▶ [Brief]: Where a line holds "three", copy it.

▶ [Extracted records]:
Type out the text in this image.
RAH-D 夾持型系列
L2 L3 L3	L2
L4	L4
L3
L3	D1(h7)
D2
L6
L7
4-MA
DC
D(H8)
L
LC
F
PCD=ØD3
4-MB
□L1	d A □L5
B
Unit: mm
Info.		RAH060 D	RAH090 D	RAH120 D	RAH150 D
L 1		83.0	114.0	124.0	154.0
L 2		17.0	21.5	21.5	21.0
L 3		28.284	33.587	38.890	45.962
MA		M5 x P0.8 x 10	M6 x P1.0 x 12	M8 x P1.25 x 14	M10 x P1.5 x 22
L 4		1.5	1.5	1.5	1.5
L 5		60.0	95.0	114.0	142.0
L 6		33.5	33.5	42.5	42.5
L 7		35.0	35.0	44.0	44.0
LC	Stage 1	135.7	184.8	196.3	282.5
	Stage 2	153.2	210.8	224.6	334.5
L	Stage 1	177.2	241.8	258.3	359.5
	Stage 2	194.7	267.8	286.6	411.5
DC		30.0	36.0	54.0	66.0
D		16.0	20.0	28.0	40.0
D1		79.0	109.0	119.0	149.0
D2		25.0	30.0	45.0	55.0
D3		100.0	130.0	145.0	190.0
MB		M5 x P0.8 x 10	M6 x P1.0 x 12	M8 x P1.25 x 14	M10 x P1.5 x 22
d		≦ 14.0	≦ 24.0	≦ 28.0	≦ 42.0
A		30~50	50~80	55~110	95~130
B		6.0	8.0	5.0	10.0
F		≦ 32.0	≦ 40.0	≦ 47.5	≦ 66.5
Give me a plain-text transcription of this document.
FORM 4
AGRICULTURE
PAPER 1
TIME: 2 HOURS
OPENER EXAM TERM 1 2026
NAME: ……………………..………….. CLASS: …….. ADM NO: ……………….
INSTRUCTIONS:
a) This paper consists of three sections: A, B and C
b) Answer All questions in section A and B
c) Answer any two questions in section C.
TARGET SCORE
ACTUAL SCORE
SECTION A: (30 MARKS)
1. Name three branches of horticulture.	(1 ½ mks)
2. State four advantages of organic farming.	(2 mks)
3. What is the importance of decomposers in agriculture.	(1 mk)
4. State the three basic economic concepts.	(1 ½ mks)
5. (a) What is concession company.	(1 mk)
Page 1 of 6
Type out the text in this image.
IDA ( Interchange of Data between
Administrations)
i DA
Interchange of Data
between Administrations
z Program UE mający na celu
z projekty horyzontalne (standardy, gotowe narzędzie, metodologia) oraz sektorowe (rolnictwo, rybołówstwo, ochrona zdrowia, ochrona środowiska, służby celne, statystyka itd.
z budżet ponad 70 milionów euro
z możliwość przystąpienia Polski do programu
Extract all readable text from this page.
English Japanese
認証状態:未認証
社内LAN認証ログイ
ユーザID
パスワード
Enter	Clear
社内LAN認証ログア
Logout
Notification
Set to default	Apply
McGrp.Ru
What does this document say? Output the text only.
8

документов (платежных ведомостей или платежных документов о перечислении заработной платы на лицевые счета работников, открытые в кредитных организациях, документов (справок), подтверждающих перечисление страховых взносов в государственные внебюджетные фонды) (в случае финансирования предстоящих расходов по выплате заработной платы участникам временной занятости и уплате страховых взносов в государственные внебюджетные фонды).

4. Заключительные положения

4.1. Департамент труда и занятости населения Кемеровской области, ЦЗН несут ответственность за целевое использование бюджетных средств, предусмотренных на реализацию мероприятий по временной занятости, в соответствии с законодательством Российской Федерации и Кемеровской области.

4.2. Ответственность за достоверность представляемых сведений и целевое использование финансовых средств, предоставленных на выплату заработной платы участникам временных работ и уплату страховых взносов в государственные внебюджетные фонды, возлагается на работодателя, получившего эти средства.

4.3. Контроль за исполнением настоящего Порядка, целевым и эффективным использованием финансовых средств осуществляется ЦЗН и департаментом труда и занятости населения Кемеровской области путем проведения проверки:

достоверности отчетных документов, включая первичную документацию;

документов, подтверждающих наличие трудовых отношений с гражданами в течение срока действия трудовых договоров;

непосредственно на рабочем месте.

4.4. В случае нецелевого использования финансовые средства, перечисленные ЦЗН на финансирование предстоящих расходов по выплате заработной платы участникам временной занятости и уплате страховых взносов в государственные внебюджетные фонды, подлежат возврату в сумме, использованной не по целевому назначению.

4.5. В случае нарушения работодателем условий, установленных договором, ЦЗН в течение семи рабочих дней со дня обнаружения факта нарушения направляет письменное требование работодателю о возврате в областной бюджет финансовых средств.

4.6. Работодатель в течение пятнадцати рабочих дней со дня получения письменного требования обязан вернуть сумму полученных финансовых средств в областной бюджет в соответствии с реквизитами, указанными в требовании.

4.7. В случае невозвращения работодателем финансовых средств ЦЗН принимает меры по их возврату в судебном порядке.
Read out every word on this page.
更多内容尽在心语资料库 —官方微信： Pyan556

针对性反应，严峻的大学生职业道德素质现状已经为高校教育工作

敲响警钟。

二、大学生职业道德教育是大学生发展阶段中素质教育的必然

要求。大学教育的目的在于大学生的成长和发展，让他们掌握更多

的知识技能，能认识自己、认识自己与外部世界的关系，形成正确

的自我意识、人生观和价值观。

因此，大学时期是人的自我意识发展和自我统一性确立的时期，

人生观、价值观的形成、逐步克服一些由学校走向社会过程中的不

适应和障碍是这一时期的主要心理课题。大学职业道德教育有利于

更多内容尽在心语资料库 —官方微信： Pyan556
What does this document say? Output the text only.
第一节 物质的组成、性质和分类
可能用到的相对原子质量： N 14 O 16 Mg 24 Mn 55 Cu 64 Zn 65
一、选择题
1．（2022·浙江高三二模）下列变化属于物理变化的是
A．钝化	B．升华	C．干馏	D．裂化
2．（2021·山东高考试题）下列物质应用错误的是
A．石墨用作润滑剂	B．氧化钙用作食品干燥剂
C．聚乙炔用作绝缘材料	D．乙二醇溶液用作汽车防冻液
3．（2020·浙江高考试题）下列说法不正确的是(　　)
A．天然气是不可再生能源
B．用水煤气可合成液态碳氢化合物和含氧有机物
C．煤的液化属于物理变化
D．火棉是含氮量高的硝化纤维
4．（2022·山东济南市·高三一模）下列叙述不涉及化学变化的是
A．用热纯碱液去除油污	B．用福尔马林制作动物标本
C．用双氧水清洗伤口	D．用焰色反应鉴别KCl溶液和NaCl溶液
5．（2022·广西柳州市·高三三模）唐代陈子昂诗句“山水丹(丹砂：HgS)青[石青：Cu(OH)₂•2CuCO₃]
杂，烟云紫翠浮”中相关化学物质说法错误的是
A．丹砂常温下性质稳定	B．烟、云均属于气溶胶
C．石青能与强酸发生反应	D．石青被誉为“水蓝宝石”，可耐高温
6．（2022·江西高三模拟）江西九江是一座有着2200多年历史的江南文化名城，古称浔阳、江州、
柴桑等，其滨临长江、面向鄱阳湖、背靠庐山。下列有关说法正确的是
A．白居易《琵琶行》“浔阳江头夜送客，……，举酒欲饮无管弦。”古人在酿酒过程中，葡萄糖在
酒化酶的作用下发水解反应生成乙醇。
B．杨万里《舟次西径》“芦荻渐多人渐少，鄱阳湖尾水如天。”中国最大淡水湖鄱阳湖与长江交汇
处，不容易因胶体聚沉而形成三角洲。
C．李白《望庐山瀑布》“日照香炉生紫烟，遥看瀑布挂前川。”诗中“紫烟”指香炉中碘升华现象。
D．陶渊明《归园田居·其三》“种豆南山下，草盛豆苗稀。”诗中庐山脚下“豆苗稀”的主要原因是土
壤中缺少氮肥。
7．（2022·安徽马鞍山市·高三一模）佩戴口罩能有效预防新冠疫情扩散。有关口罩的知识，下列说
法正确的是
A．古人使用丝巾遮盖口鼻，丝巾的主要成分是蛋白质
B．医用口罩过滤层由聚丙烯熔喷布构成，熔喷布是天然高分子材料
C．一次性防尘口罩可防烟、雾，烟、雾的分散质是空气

▶ [Final result]:
a) This paper consists of three sections: A, B and C
1. Name three branches of horticulture.	(1 ½ mks)
4. State the three basic economic concepts.	(1 ½ mks)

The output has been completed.